# WHAT TO DO
Copy out each line of the data holding "søgning".

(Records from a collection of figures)

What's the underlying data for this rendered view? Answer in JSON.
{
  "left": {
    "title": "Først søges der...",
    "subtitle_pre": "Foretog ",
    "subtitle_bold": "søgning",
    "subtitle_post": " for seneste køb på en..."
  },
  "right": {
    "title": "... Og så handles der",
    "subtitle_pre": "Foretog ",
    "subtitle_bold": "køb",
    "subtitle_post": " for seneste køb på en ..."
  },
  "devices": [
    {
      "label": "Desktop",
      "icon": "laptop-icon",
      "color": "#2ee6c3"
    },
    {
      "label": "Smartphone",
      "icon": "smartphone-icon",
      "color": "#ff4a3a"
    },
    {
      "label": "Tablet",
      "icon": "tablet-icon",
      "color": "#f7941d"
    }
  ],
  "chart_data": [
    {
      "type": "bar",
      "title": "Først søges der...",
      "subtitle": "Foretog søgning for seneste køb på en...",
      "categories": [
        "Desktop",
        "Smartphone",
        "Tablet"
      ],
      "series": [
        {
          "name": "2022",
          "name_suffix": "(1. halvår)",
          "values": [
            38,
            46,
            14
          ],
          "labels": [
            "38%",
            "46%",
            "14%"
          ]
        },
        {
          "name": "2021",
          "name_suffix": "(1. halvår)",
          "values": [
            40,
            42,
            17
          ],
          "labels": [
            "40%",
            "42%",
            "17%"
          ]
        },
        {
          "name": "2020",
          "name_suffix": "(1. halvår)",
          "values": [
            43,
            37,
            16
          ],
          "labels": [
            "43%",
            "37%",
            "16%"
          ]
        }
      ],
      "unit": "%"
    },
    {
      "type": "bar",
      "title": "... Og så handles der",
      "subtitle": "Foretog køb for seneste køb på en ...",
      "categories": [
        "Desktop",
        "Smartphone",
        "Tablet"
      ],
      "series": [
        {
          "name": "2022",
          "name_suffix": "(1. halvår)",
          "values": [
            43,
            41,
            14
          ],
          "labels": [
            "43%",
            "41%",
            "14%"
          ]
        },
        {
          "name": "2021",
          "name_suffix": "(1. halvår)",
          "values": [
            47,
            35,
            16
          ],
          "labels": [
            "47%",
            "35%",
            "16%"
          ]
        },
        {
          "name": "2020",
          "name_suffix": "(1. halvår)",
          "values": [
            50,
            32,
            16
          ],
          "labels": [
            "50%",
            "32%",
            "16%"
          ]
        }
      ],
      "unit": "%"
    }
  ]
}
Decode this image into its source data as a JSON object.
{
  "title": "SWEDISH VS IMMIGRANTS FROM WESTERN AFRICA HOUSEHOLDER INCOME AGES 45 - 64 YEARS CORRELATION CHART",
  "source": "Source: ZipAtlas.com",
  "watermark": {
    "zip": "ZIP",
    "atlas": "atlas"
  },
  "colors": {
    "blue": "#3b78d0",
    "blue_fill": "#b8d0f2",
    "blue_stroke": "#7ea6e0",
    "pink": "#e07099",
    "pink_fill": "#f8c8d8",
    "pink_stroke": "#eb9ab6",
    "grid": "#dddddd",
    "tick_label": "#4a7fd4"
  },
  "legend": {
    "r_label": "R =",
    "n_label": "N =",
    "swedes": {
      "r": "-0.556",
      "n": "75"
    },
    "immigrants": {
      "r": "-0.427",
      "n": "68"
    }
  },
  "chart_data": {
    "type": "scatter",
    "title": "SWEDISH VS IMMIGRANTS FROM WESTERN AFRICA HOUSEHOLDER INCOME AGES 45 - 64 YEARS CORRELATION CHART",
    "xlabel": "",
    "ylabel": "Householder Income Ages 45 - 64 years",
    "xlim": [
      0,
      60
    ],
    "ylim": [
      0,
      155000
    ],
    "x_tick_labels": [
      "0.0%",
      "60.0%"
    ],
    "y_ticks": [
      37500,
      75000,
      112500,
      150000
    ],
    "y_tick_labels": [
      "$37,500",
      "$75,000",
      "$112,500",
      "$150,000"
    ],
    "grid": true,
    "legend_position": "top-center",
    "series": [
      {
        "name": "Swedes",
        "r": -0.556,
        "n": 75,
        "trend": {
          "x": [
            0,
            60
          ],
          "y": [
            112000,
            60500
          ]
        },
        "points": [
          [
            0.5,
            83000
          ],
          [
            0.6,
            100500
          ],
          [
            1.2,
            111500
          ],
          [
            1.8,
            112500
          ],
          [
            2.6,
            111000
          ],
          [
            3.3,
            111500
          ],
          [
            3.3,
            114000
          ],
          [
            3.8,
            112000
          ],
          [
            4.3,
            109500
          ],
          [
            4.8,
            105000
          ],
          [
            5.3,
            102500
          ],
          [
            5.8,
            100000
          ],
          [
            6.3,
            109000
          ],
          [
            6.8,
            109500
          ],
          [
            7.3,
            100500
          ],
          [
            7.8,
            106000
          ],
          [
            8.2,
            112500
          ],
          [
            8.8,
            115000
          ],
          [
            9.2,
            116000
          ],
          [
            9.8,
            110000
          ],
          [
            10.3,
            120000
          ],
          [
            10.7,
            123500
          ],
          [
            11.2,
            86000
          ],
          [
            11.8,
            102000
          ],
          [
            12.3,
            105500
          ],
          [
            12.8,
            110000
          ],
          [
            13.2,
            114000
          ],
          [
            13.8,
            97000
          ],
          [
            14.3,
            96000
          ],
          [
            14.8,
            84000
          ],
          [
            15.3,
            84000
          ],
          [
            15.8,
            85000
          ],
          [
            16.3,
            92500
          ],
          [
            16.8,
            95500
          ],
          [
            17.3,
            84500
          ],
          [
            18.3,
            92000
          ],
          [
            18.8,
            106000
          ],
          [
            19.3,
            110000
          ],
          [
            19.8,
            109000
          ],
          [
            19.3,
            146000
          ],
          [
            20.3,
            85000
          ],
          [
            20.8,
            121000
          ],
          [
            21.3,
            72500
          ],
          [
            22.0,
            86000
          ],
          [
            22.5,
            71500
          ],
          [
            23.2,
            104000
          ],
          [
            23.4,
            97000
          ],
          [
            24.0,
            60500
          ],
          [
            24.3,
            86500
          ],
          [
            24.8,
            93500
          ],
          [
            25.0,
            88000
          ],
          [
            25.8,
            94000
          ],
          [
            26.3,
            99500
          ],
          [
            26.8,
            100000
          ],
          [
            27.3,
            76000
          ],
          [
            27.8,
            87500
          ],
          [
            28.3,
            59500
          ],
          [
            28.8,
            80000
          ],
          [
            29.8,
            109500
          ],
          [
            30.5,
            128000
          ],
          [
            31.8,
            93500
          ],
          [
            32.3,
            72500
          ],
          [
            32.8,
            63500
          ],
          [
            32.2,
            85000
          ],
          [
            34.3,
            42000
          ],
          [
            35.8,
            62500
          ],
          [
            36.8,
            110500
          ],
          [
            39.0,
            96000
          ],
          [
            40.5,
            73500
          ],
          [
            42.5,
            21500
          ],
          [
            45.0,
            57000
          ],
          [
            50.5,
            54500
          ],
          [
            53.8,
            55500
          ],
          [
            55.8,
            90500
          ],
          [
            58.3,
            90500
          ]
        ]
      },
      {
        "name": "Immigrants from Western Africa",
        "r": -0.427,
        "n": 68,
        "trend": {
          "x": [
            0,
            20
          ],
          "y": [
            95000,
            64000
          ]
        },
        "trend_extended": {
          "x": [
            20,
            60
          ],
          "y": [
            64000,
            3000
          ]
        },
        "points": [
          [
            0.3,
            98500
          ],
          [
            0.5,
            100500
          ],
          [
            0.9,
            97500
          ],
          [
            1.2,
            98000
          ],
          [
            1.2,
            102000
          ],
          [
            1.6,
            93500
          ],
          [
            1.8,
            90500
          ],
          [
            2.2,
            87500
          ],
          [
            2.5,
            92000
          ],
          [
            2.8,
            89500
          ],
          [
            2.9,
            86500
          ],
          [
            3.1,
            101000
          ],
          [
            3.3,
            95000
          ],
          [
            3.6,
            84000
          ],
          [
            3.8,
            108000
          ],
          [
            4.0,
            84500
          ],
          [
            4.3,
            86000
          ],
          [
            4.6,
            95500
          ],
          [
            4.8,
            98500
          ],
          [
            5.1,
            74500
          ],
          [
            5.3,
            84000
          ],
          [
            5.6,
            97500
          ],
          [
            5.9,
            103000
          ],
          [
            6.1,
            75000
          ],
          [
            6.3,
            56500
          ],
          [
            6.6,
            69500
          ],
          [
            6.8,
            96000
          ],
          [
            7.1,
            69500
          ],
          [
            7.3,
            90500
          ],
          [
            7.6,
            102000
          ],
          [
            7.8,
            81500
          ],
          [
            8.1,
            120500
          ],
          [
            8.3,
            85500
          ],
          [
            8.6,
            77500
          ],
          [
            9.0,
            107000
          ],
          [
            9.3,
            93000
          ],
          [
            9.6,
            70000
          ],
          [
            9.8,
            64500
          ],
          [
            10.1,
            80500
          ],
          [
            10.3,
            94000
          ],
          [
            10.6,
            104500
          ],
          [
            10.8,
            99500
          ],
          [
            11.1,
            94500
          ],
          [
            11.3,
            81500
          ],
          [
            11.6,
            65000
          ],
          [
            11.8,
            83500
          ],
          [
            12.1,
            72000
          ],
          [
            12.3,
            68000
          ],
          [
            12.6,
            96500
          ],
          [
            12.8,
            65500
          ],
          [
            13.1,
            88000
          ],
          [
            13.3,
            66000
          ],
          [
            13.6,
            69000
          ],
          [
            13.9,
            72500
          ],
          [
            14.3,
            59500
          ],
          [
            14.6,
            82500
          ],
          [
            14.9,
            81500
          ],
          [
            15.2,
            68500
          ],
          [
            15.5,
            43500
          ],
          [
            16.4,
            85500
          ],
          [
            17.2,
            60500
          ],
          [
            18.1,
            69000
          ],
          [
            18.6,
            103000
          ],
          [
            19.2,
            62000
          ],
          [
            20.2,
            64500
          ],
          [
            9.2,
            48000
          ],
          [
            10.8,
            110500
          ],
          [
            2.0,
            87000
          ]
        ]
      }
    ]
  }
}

# REPLY
    "subtitle_bold": "søgning",
      "subtitle": "Foretog søgning for seneste køb på en...",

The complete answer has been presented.